* _Description of the task_
Below are some records. Pull every line that contains the word "register".

☆ ☆ ☆ ☆ ☆ ☆ ☆

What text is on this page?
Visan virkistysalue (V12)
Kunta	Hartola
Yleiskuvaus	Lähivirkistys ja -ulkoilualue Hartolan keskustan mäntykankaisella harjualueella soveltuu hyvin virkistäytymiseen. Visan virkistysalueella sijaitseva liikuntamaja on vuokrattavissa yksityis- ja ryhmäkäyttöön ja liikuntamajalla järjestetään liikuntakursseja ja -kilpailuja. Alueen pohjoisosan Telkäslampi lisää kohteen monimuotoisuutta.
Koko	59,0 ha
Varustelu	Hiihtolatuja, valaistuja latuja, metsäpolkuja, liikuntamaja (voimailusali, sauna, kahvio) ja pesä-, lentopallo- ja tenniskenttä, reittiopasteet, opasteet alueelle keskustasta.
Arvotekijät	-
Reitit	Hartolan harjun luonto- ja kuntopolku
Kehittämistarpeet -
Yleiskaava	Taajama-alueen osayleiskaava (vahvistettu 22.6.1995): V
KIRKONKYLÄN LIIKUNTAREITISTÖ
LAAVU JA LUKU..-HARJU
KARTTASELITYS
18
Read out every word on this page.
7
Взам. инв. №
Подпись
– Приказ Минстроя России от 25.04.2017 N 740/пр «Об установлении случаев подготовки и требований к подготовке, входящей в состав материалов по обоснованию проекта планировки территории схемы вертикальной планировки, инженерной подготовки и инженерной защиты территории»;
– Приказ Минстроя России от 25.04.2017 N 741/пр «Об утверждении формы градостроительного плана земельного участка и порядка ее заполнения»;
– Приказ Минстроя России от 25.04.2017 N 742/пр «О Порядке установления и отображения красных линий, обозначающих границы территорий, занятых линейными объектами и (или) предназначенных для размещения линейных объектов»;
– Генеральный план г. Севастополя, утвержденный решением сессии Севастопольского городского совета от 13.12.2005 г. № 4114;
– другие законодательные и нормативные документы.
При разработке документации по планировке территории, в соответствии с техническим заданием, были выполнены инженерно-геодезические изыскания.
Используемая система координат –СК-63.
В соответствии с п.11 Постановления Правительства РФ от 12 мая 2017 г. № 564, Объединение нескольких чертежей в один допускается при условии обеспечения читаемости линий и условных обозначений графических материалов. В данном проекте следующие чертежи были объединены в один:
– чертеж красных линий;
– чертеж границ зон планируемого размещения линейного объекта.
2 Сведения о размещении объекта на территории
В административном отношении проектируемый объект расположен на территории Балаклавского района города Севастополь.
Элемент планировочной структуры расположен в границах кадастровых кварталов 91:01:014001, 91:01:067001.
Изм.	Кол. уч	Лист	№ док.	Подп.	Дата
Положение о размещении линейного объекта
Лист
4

☆ ☆ ☆ ☆ ☆ ☆ ☆

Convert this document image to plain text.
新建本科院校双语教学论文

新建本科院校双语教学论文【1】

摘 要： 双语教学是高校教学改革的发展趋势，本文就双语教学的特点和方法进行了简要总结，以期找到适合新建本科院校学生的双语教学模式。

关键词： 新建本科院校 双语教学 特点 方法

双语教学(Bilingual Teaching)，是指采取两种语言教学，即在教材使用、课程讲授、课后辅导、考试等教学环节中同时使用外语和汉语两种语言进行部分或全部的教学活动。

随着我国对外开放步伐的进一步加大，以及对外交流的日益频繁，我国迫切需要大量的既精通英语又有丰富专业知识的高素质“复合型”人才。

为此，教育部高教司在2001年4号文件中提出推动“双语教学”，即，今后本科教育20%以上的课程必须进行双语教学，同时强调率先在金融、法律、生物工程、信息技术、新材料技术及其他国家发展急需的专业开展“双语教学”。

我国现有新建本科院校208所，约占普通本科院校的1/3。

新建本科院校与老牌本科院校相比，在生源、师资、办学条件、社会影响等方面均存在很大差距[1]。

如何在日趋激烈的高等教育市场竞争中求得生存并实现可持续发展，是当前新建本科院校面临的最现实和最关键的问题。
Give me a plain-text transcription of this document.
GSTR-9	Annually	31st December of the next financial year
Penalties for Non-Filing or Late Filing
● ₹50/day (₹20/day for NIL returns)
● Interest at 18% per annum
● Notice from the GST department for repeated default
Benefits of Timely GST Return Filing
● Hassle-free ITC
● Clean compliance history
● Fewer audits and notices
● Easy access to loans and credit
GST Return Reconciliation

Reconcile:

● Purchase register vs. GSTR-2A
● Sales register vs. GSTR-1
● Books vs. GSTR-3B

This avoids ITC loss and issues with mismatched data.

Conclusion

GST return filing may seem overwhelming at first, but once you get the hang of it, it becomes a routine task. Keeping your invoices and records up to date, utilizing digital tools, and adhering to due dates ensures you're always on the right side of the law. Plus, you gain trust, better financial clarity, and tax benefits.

☆ ☆ ☆ ☆ ☆ ☆ ☆

* _The output_
● Purchase register vs. GSTR-2A
● Sales register vs. GSTR-1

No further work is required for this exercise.